YOUR INSTRUCTIONS :: Show every line of the records below that contains the word "sprints", copying each line in full.

:: PROVIDED RECORDS ::

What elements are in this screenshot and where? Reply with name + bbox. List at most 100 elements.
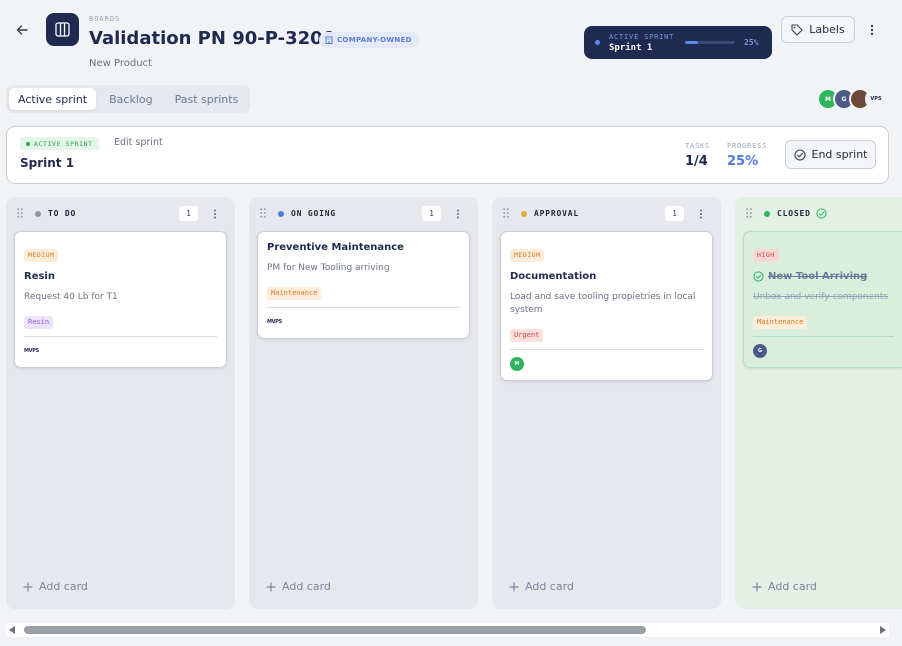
horizontal-scrollbar[interactable] xyxy=(6,623,889,637)
sprint-pill-name: Sprint 1 xyxy=(609,43,653,53)
active-sprint-badge: ACTIVE SPRINT xyxy=(20,137,99,150)
tab-backlog[interactable]: Backlog xyxy=(100,88,161,110)
more-options-button[interactable] xyxy=(862,20,882,40)
add-card-button[interactable]: Add card xyxy=(266,580,331,593)
more-vertical-icon xyxy=(457,209,459,219)
card-tag: Urgent xyxy=(510,329,544,342)
member-avatars[interactable]: M G VPS xyxy=(817,88,887,110)
add-card-button[interactable]: Add card xyxy=(23,580,88,593)
priority-badge: MEDIUM xyxy=(24,249,59,262)
progress-value: 25% xyxy=(727,154,759,169)
sprint-name: Sprint 1 xyxy=(20,156,75,170)
column-menu-button[interactable] xyxy=(696,206,706,222)
column-menu-button[interactable] xyxy=(210,206,220,222)
tasks-value: 1/4 xyxy=(685,154,708,169)
board-icon xyxy=(46,13,79,46)
labels-button-label: Labels xyxy=(809,23,845,36)
sprint-progress-bar xyxy=(685,41,735,44)
card-title: Documentation xyxy=(510,271,597,282)
priority-badge: HIGH xyxy=(753,249,779,262)
card-description: PM for New Tooling arriving xyxy=(267,263,390,273)
building-icon xyxy=(325,36,333,44)
active-sprint-badge-label: ACTIVE SPRINT xyxy=(34,139,93,148)
active-sprint-pill[interactable]: ACTIVE SPRINT Sprint 1 25% xyxy=(584,26,772,59)
add-card-label: Add card xyxy=(768,580,817,593)
add-card-button[interactable]: Add card xyxy=(752,580,817,593)
owner-badge: COMPANY-OWNED xyxy=(319,32,419,48)
column-title: CLOSED xyxy=(777,209,811,218)
card-title-row: New Tool Arriving xyxy=(753,271,894,282)
column-header: ON GOING 1 xyxy=(249,197,478,231)
arrow-left-icon xyxy=(16,25,28,35)
column-header: APPROVAL 1 xyxy=(492,197,721,231)
column-title: APPROVAL xyxy=(534,209,579,218)
scrollbar-thumb[interactable] xyxy=(24,626,646,634)
add-card-label: Add card xyxy=(39,580,88,593)
card-title: Preventive Maintenance xyxy=(267,242,404,253)
column-title: ON GOING xyxy=(291,209,336,218)
column-header: TO DO 1 xyxy=(6,197,235,231)
sprint-panel: ACTIVE SPRINT Edit sprint Sprint 1 TASKS… xyxy=(6,126,889,184)
scroll-right-arrow-icon[interactable] xyxy=(880,626,886,634)
more-vertical-icon xyxy=(214,209,216,219)
priority-badge: MEDIUM xyxy=(510,249,545,262)
view-tabs: Active sprint Backlog Past sprints xyxy=(6,85,251,113)
sprint-pill-percent: 25% xyxy=(744,38,759,47)
card-assignee-avatar[interactable]: G xyxy=(753,343,767,358)
sprint-status-dot xyxy=(595,40,600,45)
tag-icon xyxy=(791,23,803,36)
drag-handle-icon[interactable] xyxy=(260,208,266,218)
card-footer: G xyxy=(753,336,894,358)
card-footer: MVPS xyxy=(24,336,217,357)
more-vertical-icon xyxy=(700,209,702,219)
scroll-left-arrow-icon[interactable] xyxy=(9,626,15,634)
column-title: TO DO xyxy=(48,209,77,218)
card-title: New Tool Arriving xyxy=(768,271,868,282)
plus-icon xyxy=(509,581,519,592)
add-card-label: Add card xyxy=(525,580,574,593)
check-circle-icon xyxy=(753,271,764,282)
column-status-dot xyxy=(764,211,770,217)
task-card[interactable]: HIGH New Tool Arriving Unbox and verify … xyxy=(743,231,902,368)
card-assignee-avatar[interactable]: M xyxy=(510,356,524,371)
drag-handle-icon[interactable] xyxy=(746,208,752,218)
tab-past-sprints[interactable]: Past sprints xyxy=(166,88,248,110)
card-title: Resin xyxy=(24,271,55,282)
breadcrumb[interactable]: BOARDS xyxy=(89,15,120,23)
add-card-button[interactable]: Add card xyxy=(509,580,574,593)
column-count: 1 xyxy=(422,206,441,221)
column-status-dot xyxy=(278,211,284,217)
task-card[interactable]: Preventive Maintenance PM for New Toolin… xyxy=(257,231,470,339)
tasks-label: TASKS xyxy=(685,142,711,150)
check-circle-icon xyxy=(816,208,827,219)
end-sprint-button[interactable]: End sprint xyxy=(785,140,876,169)
avatar[interactable]: VPS xyxy=(865,88,887,110)
card-tag: Maintenance xyxy=(267,287,322,300)
task-card[interactable]: MEDIUM Resin Request 40 Lb for T1 Resin … xyxy=(14,231,227,368)
owner-badge-label: COMPANY-OWNED xyxy=(337,36,412,44)
card-tag: Maintenance xyxy=(753,316,808,329)
plus-icon xyxy=(266,581,276,592)
card-assignee: MVPS xyxy=(24,347,39,354)
progress-label: PROGRESS xyxy=(727,142,768,150)
sprint-progress-fill xyxy=(685,41,698,44)
column-header: CLOSED xyxy=(735,197,902,231)
more-vertical-icon xyxy=(870,24,874,36)
column-todo: TO DO 1 MEDIUM Resin Request 40 Lb for T… xyxy=(6,197,235,609)
plus-icon xyxy=(23,581,33,592)
tab-active-sprint[interactable]: Active sprint xyxy=(9,88,97,110)
labels-button[interactable]: Labels xyxy=(781,16,855,43)
task-card[interactable]: MEDIUM Documentation Load and save tooli… xyxy=(500,231,713,381)
drag-handle-icon[interactable] xyxy=(17,208,23,218)
column-closed: CLOSED HIGH New Tool Arriving Unbox and … xyxy=(735,197,902,609)
back-button[interactable] xyxy=(12,20,32,40)
edit-sprint-link[interactable]: Edit sprint xyxy=(114,137,163,148)
column-menu-button[interactable] xyxy=(453,206,463,222)
page-subtitle: New Product xyxy=(89,58,152,69)
drag-handle-icon[interactable] xyxy=(503,208,509,218)
card-footer: MVPS xyxy=(267,307,460,328)
column-status-dot xyxy=(521,211,527,217)
column-status-dot xyxy=(35,211,41,217)
check-circle-icon xyxy=(793,148,806,161)
end-sprint-label: End sprint xyxy=(811,148,868,161)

:::

FULL ANSWER ::
view-tabs: Active sprint Backlog Past sprints xyxy=(6,85,251,113)
tab-past-sprints[interactable]: Past sprints xyxy=(166,88,248,110)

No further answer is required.